# The data
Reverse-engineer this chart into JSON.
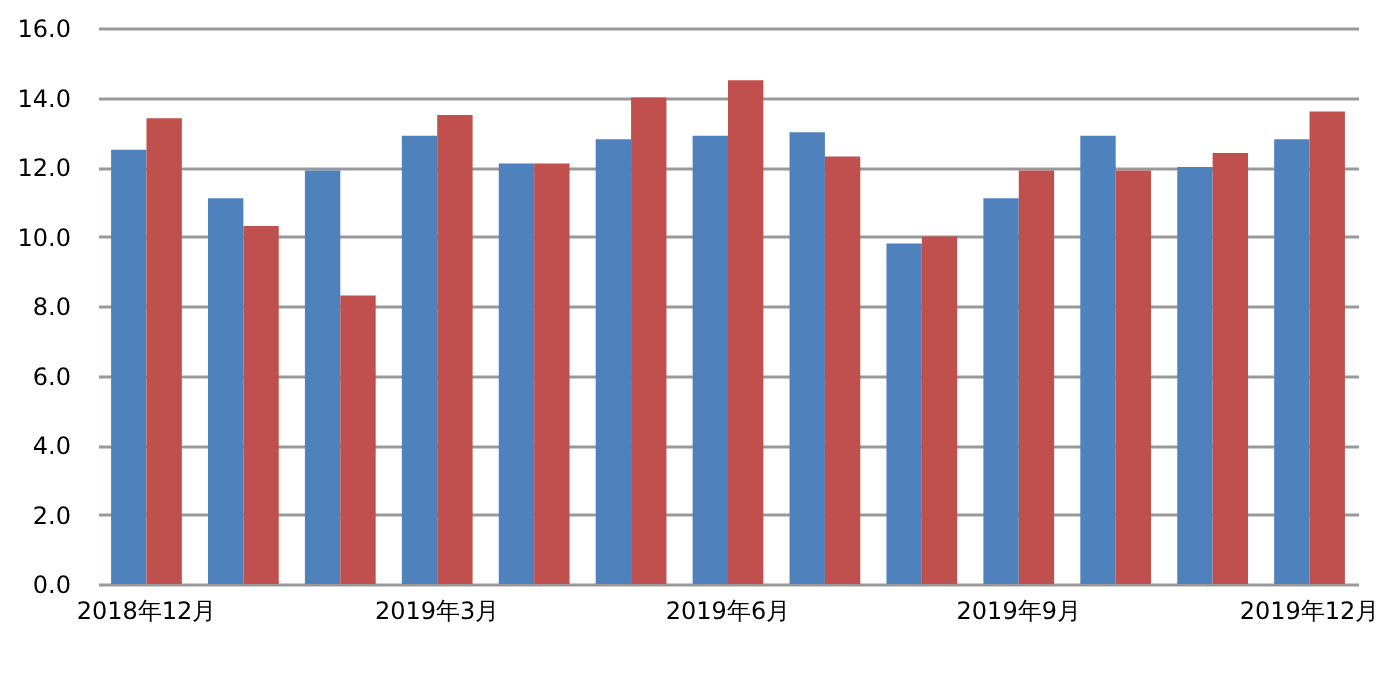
{
  "chart_data": {
    "type": "bar",
    "categories": [
      "2018年12月",
      null,
      null,
      "2019年3月",
      null,
      null,
      "2019年6月",
      null,
      null,
      "2019年9月",
      null,
      null,
      "2019年12月"
    ],
    "series": [
      {
        "color": "#4f81bd",
        "values": [
          12.5,
          11.1,
          11.9,
          12.9,
          12.1,
          12.8,
          12.9,
          13.0,
          9.8,
          11.1,
          12.9,
          12.0,
          12.8
        ]
      },
      {
        "color": "#c0504d",
        "values": [
          13.4,
          10.3,
          8.3,
          13.5,
          12.1,
          14.0,
          14.5,
          12.3,
          10.0,
          11.9,
          11.9,
          12.4,
          13.6
        ]
      }
    ],
    "ylim": [
      0,
      16
    ],
    "yticks": [
      {
        "value": 0,
        "label": "0.0"
      },
      {
        "value": 2,
        "label": "2.0"
      },
      {
        "value": 4,
        "label": "4.0"
      },
      {
        "value": 6,
        "label": "6.0"
      },
      {
        "value": 8,
        "label": "8.0"
      },
      {
        "value": 10,
        "label": "10.0"
      },
      {
        "value": 12,
        "label": "12.0"
      },
      {
        "value": 14,
        "label": "14.0"
      },
      {
        "value": 16,
        "label": "16.0"
      }
    ],
    "grid": "y",
    "legend": false
  }
}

# Directions
Pictures in the records above are left out; print everything else exactly as written.

# Answer for this exercise
Reverse-engineer this chart into JSON.
{
  "chart_data": {
    "type": "bar",
    "categories": [
      "2018年12月",
      null,
      null,
      "2019年3月",
      null,
      null,
      "2019年6月",
      null,
      null,
      "2019年9月",
      null,
      null,
      "2019年12月"
    ],
    "series": [
      {
        "color": "#4f81bd",
        "values": [
          12.5,
          11.1,
          11.9,
          12.9,
          12.1,
          12.8,
          12.9,
          13.0,
          9.8,
          11.1,
          12.9,
          12.0,
          12.8
        ]
      },
      {
        "color": "#c0504d",
        "values": [
          13.4,
          10.3,
          8.3,
          13.5,
          12.1,
          14.0,
          14.5,
          12.3,
          10.0,
          11.9,
          11.9,
          12.4,
          13.6
        ]
      }
    ],
    "ylim": [
      0,
      16
    ],
    "yticks": [
      {
        "value": 0,
        "label": "0.0"
      },
      {
        "value": 2,
        "label": "2.0"
      },
      {
        "value": 4,
        "label": "4.0"
      },
      {
        "value": 6,
        "label": "6.0"
      },
      {
        "value": 8,
        "label": "8.0"
      },
      {
        "value": 10,
        "label": "10.0"
      },
      {
        "value": 12,
        "label": "12.0"
      },
      {
        "value": 14,
        "label": "14.0"
      },
      {
        "value": 16,
        "label": "16.0"
      }
    ],
    "grid": "y",
    "legend": false
  }
}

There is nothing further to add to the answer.